— Start Source material —

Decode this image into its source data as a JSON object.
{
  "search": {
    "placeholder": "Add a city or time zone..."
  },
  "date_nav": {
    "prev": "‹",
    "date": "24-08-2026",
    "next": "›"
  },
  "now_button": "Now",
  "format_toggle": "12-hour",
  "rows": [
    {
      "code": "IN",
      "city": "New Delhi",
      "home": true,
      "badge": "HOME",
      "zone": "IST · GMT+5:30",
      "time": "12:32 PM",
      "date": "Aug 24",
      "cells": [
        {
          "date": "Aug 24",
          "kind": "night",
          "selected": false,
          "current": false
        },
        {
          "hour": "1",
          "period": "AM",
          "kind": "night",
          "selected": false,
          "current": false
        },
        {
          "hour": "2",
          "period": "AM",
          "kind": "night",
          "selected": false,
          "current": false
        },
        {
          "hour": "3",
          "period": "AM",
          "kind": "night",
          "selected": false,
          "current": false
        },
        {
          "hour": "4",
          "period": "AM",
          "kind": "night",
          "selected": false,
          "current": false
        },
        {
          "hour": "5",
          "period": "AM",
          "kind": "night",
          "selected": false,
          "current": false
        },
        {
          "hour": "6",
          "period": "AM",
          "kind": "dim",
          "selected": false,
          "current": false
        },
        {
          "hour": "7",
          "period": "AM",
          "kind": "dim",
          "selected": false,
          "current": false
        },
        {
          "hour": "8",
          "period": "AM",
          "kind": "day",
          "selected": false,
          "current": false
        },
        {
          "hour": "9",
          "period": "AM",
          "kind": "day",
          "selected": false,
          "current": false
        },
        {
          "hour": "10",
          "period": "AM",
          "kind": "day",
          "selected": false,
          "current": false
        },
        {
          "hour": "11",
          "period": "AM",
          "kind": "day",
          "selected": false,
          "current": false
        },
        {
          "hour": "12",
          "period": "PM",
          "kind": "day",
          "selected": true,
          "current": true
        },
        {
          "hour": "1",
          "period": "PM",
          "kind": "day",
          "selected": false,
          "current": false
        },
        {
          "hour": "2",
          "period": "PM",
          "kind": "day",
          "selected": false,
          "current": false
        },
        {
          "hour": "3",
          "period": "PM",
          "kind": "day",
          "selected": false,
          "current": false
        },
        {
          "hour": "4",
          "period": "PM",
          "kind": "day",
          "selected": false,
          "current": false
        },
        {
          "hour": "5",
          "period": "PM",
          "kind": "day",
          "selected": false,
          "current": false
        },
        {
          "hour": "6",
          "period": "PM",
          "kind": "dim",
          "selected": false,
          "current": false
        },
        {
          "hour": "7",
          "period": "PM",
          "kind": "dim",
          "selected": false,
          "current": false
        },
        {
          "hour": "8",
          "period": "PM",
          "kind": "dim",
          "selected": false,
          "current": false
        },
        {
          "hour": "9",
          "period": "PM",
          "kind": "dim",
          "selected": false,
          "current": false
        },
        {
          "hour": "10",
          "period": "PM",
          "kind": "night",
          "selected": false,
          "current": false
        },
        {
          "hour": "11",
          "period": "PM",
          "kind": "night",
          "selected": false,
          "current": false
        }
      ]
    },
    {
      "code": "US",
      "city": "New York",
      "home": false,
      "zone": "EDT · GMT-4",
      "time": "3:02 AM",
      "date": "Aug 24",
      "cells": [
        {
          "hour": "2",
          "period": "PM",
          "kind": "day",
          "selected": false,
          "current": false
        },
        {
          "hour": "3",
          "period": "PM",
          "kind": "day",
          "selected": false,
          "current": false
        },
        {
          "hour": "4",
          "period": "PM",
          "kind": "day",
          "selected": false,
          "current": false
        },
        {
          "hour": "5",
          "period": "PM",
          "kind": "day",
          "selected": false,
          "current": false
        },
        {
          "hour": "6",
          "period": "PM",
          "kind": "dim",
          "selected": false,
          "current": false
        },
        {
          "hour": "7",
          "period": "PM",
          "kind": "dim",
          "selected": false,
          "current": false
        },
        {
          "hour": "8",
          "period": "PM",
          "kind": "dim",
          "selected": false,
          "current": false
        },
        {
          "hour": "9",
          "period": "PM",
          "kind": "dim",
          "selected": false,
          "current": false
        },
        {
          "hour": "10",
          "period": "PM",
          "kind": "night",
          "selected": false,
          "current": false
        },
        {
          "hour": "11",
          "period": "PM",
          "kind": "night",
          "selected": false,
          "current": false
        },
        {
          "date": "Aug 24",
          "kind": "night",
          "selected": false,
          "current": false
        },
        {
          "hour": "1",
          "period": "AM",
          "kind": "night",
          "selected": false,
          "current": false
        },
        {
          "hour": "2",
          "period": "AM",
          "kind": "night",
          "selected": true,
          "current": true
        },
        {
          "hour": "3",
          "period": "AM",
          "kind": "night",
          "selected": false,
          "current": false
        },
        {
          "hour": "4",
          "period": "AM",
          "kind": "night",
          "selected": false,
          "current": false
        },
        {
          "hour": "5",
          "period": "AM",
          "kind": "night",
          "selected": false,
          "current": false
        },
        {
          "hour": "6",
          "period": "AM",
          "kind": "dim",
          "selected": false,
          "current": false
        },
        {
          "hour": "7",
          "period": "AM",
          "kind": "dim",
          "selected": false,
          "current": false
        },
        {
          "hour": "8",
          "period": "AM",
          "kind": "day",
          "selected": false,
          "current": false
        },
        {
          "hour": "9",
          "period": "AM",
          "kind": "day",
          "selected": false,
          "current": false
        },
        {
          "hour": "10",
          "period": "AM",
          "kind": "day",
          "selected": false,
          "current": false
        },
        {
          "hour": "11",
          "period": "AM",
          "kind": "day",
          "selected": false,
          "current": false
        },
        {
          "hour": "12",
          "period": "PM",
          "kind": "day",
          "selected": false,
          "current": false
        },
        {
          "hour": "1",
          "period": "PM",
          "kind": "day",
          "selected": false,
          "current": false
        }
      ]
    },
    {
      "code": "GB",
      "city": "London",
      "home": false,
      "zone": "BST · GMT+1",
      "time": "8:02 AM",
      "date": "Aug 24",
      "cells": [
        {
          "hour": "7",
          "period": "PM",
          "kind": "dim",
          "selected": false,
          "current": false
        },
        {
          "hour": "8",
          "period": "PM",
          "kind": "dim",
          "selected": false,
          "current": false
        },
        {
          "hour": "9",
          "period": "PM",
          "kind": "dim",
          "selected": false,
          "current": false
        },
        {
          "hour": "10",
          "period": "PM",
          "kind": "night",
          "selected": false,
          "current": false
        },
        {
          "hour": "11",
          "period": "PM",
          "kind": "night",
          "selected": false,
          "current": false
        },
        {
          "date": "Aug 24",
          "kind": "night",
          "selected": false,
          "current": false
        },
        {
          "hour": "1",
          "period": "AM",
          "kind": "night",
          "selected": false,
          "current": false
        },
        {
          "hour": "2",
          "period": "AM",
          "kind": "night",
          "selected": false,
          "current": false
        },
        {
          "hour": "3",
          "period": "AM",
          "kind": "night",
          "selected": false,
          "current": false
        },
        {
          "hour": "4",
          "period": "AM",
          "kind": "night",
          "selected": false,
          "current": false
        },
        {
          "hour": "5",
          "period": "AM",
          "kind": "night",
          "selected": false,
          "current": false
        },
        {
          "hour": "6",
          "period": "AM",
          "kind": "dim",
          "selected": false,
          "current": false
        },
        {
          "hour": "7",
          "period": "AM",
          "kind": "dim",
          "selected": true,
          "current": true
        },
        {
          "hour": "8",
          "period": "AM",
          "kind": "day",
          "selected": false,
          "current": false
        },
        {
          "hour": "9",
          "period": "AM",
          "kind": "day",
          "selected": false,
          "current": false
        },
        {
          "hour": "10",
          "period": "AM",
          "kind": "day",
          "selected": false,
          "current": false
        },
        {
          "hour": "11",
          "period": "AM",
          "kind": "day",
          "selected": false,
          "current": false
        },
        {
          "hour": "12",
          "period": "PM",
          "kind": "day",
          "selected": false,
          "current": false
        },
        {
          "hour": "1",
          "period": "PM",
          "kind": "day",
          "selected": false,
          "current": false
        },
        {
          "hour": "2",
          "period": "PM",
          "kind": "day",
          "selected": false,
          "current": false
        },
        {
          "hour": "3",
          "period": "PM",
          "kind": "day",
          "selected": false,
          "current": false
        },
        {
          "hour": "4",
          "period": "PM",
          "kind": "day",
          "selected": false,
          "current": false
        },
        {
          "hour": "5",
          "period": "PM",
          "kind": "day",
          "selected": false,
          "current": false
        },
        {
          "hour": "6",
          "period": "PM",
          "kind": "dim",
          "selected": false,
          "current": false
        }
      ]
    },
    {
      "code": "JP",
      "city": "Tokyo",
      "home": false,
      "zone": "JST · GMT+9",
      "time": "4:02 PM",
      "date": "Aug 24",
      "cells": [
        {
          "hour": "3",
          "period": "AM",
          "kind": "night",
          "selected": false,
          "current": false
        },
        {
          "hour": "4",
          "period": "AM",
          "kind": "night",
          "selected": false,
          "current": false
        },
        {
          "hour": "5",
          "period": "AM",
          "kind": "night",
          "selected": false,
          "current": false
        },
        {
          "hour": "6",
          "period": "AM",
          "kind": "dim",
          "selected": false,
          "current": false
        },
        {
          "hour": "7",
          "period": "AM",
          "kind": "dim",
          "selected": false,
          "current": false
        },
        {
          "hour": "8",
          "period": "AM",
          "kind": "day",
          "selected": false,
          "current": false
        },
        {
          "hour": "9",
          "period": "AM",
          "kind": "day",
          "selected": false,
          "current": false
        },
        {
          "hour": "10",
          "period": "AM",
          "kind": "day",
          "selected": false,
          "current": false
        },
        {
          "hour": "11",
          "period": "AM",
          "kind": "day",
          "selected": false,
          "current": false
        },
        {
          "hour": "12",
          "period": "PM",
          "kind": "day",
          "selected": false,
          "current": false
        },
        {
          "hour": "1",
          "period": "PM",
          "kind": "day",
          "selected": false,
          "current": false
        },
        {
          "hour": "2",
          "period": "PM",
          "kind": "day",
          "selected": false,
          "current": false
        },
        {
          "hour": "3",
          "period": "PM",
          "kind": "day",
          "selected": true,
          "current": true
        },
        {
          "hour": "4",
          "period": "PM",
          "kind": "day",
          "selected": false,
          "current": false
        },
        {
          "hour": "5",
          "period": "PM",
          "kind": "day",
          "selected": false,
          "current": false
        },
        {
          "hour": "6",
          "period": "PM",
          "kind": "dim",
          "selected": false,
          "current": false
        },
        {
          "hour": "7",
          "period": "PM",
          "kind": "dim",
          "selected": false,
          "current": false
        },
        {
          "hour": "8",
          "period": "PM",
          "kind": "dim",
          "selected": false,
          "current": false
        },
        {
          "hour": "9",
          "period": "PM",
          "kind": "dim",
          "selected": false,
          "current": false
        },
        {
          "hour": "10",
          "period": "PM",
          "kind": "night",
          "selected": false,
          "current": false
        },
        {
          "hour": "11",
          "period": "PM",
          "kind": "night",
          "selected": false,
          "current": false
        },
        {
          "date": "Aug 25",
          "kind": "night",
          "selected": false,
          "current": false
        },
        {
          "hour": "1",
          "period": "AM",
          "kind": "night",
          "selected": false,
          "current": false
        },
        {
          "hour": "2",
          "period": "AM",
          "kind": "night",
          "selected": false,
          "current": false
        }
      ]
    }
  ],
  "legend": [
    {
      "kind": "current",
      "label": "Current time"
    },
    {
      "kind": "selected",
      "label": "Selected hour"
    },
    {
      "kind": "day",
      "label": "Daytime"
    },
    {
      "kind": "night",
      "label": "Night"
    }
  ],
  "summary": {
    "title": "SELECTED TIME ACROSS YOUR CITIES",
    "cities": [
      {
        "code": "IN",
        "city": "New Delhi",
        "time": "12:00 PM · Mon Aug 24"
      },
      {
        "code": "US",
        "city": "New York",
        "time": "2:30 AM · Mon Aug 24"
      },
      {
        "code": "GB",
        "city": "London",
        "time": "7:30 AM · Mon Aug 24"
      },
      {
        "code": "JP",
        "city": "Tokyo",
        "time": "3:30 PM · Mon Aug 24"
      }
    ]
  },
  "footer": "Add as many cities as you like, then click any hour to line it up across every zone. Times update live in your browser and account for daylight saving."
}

— End Source material —

## Exercise requirements
Copy every line of the listing that includes the string "city".

## Answer
    "placeholder": "Add a city or time zone..."
      "city": "New Delhi",
      "city": "New York",
      "city": "London",
      "city": "Tokyo",
        "city": "New Delhi",
        "city": "New York",
        "city": "London",
        "city": "Tokyo",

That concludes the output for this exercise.